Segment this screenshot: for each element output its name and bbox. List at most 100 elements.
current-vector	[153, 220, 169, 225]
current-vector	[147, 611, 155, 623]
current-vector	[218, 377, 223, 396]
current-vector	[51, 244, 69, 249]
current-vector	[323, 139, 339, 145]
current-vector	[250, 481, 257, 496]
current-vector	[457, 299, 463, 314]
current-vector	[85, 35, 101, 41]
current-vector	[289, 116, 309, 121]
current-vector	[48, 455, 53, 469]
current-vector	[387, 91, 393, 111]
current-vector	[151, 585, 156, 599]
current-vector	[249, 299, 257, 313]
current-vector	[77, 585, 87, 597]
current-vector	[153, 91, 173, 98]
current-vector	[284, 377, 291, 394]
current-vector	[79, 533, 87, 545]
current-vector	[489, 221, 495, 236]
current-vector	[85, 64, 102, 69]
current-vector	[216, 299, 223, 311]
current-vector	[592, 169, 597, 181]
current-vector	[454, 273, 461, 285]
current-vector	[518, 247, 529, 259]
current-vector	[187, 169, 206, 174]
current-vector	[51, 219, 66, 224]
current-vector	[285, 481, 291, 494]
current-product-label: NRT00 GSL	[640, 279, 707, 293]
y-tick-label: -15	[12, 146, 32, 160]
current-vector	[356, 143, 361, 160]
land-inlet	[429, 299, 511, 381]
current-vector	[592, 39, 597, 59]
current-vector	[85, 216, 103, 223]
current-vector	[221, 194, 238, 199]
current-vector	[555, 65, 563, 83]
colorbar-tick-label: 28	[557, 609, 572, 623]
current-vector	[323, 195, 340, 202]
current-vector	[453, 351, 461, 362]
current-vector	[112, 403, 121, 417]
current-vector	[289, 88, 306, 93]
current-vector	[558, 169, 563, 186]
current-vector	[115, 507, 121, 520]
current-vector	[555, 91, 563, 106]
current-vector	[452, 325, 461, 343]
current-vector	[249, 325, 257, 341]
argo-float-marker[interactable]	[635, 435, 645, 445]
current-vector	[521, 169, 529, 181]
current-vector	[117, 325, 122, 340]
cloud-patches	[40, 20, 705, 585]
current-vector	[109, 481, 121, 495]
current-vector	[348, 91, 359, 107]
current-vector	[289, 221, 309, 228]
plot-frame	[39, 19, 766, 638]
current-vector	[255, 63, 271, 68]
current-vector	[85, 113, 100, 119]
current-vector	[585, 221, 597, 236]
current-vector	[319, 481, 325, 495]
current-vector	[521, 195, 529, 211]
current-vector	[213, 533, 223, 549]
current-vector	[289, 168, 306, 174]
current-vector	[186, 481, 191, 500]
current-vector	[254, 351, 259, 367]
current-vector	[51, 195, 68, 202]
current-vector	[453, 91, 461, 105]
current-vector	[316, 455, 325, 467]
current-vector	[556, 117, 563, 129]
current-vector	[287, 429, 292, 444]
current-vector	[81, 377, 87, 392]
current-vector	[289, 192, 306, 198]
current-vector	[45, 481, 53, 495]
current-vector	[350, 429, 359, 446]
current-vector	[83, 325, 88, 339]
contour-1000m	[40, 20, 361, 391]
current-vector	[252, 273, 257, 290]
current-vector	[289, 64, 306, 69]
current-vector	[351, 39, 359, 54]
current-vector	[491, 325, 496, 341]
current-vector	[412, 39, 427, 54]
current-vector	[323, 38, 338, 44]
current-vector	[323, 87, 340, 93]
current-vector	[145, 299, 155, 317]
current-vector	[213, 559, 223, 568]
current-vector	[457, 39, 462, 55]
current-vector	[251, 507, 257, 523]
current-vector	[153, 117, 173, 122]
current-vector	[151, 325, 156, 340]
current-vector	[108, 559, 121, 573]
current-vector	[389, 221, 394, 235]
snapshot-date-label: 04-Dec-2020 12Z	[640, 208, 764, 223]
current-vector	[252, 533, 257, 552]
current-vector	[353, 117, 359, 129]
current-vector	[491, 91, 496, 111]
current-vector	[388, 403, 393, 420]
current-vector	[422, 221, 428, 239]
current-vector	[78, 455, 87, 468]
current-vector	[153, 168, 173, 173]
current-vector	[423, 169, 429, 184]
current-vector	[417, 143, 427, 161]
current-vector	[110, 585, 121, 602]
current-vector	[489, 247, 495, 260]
******************************
* WHAT YOU NEED TO DO
Render each line of the records above as a Markdown table with a numbered Row column and a Line column, skipping any blank lines.

* COMPLETE OUTPUT
| Row | Line |
|---|---|
| 1 | Segment this screenshot: for each element output its name and bbox. List at most 100 elements. |
| 2 | current-vector	[153, 220, 169, 225] |
| 3 | current-vector	[147, 611, 155, 623] |
| 4 | current-vector	[218, 377, 223, 396] |
| 5 | current-vector	[51, 244, 69, 249] |
| 6 | current-vector	[323, 139, 339, 145] |
| 7 | current-vector	[250, 481, 257, 496] |
| 8 | current-vector	[457, 299, 463, 314] |
| 9 | current-vector	[85, 35, 101, 41] |
| 10 | current-vector	[289, 116, 309, 121] |
| 11 | current-vector	[48, 455, 53, 469] |
| 12 | current-vector	[387, 91, 393, 111] |
| 13 | current-vector	[151, 585, 156, 599] |
| 14 | current-vector	[249, 299, 257, 313] |
| 15 | current-vector	[77, 585, 87, 597] |
| 16 | current-vector	[153, 91, 173, 98] |
| 17 | current-vector	[284, 377, 291, 394] |
| 18 | current-vector	[79, 533, 87, 545] |
| 19 | current-vector	[489, 221, 495, 236] |
| 20 | current-vector	[85, 64, 102, 69] |
| 21 | current-vector	[216, 299, 223, 311] |
| 22 | current-vector	[592, 169, 597, 181] |
| 23 | current-vector	[454, 273, 461, 285] |
| 24 | current-vector	[518, 247, 529, 259] |
| 25 | current-vector	[187, 169, 206, 174] |
| 26 | current-vector	[51, 219, 66, 224] |
| 27 | current-vector	[285, 481, 291, 494] |
| 28 | current-product-label: NRT00 GSL	[640, 279, 707, 293] |
| 29 | y-tick-label: -15	[12, 146, 32, 160] |
| 30 | current-vector	[356, 143, 361, 160] |
| 31 | land-inlet	[429, 299, 511, 381] |
| 32 | current-vector	[592, 39, 597, 59] |
| 33 | current-vector	[85, 216, 103, 223] |
| 34 | current-vector	[221, 194, 238, 199] |
| 35 | current-vector	[555, 65, 563, 83] |
| 36 | colorbar-tick-label: 28	[557, 609, 572, 623] |
| 37 | current-vector	[323, 195, 340, 202] |
| 38 | current-vector	[453, 351, 461, 362] |
| 39 | current-vector	[112, 403, 121, 417] |
| 40 | current-vector	[289, 88, 306, 93] |
| 41 | current-vector	[558, 169, 563, 186] |
| 42 | current-vector	[115, 507, 121, 520] |
| 43 | current-vector	[555, 91, 563, 106] |
| 44 | current-vector	[452, 325, 461, 343] |
| 45 | current-vector	[249, 325, 257, 341] |
| 46 | argo-float-marker[interactable]	[635, 435, 645, 445] |
| 47 | current-vector	[521, 169, 529, 181] |
| 48 | current-vector	[117, 325, 122, 340] |
| 49 | cloud-patches	[40, 20, 705, 585] |
| 50 | current-vector	[109, 481, 121, 495] |
| 51 | current-vector	[348, 91, 359, 107] |
| 52 | current-vector	[289, 221, 309, 228] |
| 53 | plot-frame	[39, 19, 766, 638] |
| 54 | current-vector	[255, 63, 271, 68] |
| 55 | current-vector	[85, 113, 100, 119] |
| 56 | current-vector	[585, 221, 597, 236] |
| 57 | current-vector	[319, 481, 325, 495] |
| 58 | current-vector	[521, 195, 529, 211] |
| 59 | current-vector	[213, 533, 223, 549] |
| 60 | current-vector	[289, 168, 306, 174] |
| 61 | current-vector	[186, 481, 191, 500] |
| 62 | current-vector	[254, 351, 259, 367] |
| 63 | current-vector	[51, 195, 68, 202] |
| 64 | current-vector	[453, 91, 461, 105] |
| 65 | current-vector	[316, 455, 325, 467] |
| 66 | current-vector	[556, 117, 563, 129] |
| 67 | current-vector	[287, 429, 292, 444] |
| 68 | current-vector	[81, 377, 87, 392] |
| 69 | current-vector	[289, 192, 306, 198] |
| 70 | current-vector	[45, 481, 53, 495] |
| 71 | current-vector	[350, 429, 359, 446] |
| 72 | current-vector	[83, 325, 88, 339] |
| 73 | contour-1000m	[40, 20, 361, 391] |
| 74 | current-vector	[252, 273, 257, 290] |
| 75 | current-vector	[289, 64, 306, 69] |
| 76 | current-vector	[351, 39, 359, 54] |
| 77 | current-vector	[491, 325, 496, 341] |
| 78 | current-vector	[412, 39, 427, 54] |
| 79 | current-vector	[323, 38, 338, 44] |
| 80 | current-vector	[323, 87, 340, 93] |
| 81 | current-vector	[145, 299, 155, 317] |
| 82 | current-vector	[213, 559, 223, 568] |
| 83 | current-vector	[457, 39, 462, 55] |
| 84 | current-vector	[251, 507, 257, 523] |
| 85 | current-vector	[153, 117, 173, 122] |
| 86 | current-vector	[151, 325, 156, 340] |
| 87 | current-vector	[108, 559, 121, 573] |
| 88 | current-vector	[389, 221, 394, 235] |
| 89 | snapshot-date-label: 04-Dec-2020 12Z	[640, 208, 764, 223] |
| 90 | current-vector	[252, 533, 257, 552] |
| 91 | current-vector	[353, 117, 359, 129] |
| 92 | current-vector	[491, 91, 496, 111] |
| 93 | current-vector	[388, 403, 393, 420] |
| 94 | current-vector	[422, 221, 428, 239] |
| 95 | current-vector	[78, 455, 87, 468] |
| 96 | current-vector	[153, 168, 173, 173] |
| 97 | current-vector	[423, 169, 429, 184] |
| 98 | current-vector	[417, 143, 427, 161] |
| 99 | current-vector	[110, 585, 121, 602] |
| 100 | current-vector	[489, 247, 495, 260] |